## What you need to do
From top to bottom, restate the entries below word for word.

[Records shown Boundary: Start]

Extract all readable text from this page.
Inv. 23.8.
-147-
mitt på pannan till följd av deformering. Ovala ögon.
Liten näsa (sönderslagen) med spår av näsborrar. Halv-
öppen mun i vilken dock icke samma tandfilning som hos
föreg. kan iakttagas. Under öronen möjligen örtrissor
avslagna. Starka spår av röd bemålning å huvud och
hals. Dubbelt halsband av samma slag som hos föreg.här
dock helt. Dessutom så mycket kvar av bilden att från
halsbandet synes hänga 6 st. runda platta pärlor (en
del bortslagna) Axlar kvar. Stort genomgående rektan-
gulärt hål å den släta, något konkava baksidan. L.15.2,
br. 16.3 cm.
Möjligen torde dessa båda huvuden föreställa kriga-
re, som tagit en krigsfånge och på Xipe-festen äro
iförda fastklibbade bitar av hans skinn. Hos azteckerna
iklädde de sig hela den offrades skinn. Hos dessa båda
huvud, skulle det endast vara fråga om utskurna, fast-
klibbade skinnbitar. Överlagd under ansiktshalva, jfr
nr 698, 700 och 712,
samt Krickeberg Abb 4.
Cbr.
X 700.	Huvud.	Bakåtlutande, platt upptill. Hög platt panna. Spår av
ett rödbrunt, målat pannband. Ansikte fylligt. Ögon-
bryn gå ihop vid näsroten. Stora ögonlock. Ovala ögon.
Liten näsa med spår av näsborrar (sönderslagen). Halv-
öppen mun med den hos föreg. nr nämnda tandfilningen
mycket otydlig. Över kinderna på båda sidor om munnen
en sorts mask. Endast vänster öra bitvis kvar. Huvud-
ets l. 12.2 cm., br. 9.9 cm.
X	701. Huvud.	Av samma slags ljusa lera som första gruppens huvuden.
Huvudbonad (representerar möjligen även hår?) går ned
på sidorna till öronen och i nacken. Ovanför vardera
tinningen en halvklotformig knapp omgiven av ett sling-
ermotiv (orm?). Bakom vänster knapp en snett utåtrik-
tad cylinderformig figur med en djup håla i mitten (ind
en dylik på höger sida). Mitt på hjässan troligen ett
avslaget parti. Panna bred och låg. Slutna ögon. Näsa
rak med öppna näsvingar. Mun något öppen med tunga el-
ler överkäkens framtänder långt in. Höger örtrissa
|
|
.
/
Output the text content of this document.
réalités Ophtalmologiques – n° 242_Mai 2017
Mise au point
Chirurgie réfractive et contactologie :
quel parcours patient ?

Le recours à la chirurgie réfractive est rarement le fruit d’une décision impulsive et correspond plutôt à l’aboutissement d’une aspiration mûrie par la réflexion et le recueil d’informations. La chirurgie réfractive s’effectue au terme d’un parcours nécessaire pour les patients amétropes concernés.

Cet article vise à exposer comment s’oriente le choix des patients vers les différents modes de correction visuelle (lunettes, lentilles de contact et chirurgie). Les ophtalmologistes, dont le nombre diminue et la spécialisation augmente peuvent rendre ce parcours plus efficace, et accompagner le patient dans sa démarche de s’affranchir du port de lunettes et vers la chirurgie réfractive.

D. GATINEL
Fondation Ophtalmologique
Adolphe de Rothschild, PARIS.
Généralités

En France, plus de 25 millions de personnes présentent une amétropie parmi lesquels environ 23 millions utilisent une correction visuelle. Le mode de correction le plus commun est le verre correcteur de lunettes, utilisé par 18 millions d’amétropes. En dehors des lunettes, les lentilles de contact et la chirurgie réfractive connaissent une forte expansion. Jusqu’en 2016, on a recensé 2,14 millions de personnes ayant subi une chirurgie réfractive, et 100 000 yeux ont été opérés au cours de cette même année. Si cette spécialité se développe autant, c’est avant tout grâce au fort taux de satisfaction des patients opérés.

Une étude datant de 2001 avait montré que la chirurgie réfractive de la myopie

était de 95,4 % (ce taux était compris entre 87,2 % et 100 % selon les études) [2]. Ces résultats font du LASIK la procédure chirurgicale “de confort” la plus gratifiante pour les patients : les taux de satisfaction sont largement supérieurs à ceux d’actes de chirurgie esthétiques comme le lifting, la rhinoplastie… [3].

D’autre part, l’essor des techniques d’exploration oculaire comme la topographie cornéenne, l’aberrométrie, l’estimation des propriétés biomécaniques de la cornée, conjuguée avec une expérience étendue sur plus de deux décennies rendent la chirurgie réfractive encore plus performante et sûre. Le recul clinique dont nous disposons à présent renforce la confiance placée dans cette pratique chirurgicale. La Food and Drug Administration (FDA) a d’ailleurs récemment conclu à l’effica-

[Records shown Boundary: End]

## Task output
Extract all readable text from this page.
Inv. 23.8.
-147-
mitt på pannan till följd av deformering. Ovala ögon.
Liten näsa (sönderslagen) med spår av näsborrar. Halv-
öppen mun i vilken dock icke samma tandfilning som hos
föreg. kan iakttagas. Under öronen möjligen örtrissor
avslagna. Starka spår av röd bemålning å huvud och
hals. Dubbelt halsband av samma slag som hos föreg.här
dock helt. Dessutom så mycket kvar av bilden att från
halsbandet synes hänga 6 st. runda platta pärlor (en
del bortslagna) Axlar kvar. Stort genomgående rektan-
gulärt hål å den släta, något konkava baksidan. L.15.2,
br. 16.3 cm.
Möjligen torde dessa båda huvuden föreställa kriga-
re, som tagit en krigsfånge och på Xipe-festen äro
iförda fastklibbade bitar av hans skinn. Hos azteckerna
iklädde de sig hela den offrades skinn. Hos dessa båda
huvud, skulle det endast vara fråga om utskurna, fast-
klibbade skinnbitar. Överlagd under ansiktshalva, jfr
nr 698, 700 och 712,
samt Krickeberg Abb 4.
Cbr.
X 700.	Huvud.	Bakåtlutande, platt upptill. Hög platt panna. Spår av
ett rödbrunt, målat pannband. Ansikte fylligt. Ögon-
bryn gå ihop vid näsroten. Stora ögonlock. Ovala ögon.
Liten näsa med spår av näsborrar (sönderslagen). Halv-
öppen mun med den hos föreg. nr nämnda tandfilningen
mycket otydlig. Över kinderna på båda sidor om munnen
en sorts mask. Endast vänster öra bitvis kvar. Huvud-
ets l. 12.2 cm., br. 9.9 cm.
X	701. Huvud.	Av samma slags ljusa lera som första gruppens huvuden.
Huvudbonad (representerar möjligen även hår?) går ned
på sidorna till öronen och i nacken. Ovanför vardera
tinningen en halvklotformig knapp omgiven av ett sling-
ermotiv (orm?). Bakom vänster knapp en snett utåtrik-
tad cylinderformig figur med en djup håla i mitten (ind
en dylik på höger sida). Mitt på hjässan troligen ett
avslaget parti. Panna bred och låg. Slutna ögon. Näsa
rak med öppna näsvingar. Mun något öppen med tunga el-
ler överkäkens framtänder långt in. Höger örtrissa
|
|
.
/
Output the text content of this document.
réalités Ophtalmologiques – n° 242_Mai 2017
Mise au point
Chirurgie réfractive et contactologie :
quel parcours patient ?

Le recours à la chirurgie réfractive est rarement le fruit d’une décision impulsive et correspond plutôt à l’aboutissement d’une aspiration mûrie par la réflexion et le recueil d’informations. La chirurgie réfractive s’effectue au terme d’un parcours nécessaire pour les patients amétropes concernés.

Cet article vise à exposer comment s’oriente le choix des patients vers les différents modes de correction visuelle (lunettes, lentilles de contact et chirurgie). Les ophtalmologistes, dont le nombre diminue et la spécialisation augmente peuvent rendre ce parcours plus efficace, et accompagner le patient dans sa démarche de s’affranchir du port de lunettes et vers la chirurgie réfractive.

D. GATINEL
Fondation Ophtalmologique
Adolphe de Rothschild, PARIS.
Généralités

En France, plus de 25 millions de personnes présentent une amétropie parmi lesquels environ 23 millions utilisent une correction visuelle. Le mode de correction le plus commun est le verre correcteur de lunettes, utilisé par 18 millions d’amétropes. En dehors des lunettes, les lentilles de contact et la chirurgie réfractive connaissent une forte expansion. Jusqu’en 2016, on a recensé 2,14 millions de personnes ayant subi une chirurgie réfractive, et 100 000 yeux ont été opérés au cours de cette même année. Si cette spécialité se développe autant, c’est avant tout grâce au fort taux de satisfaction des patients opérés.

Une étude datant de 2001 avait montré que la chirurgie réfractive de la myopie

était de 95,4 % (ce taux était compris entre 87,2 % et 100 % selon les études) [2]. Ces résultats font du LASIK la procédure chirurgicale “de confort” la plus gratifiante pour les patients : les taux de satisfaction sont largement supérieurs à ceux d’actes de chirurgie esthétiques comme le lifting, la rhinoplastie… [3].

D’autre part, l’essor des techniques d’exploration oculaire comme la topographie cornéenne, l’aberrométrie, l’estimation des propriétés biomécaniques de la cornée, conjuguée avec une expérience étendue sur plus de deux décennies rendent la chirurgie réfractive encore plus performante et sûre. Le recul clinique dont nous disposons à présent renforce la confiance placée dans cette pratique chirurgicale. La Food and Drug Administration (FDA) a d’ailleurs récemment conclu à l’effica-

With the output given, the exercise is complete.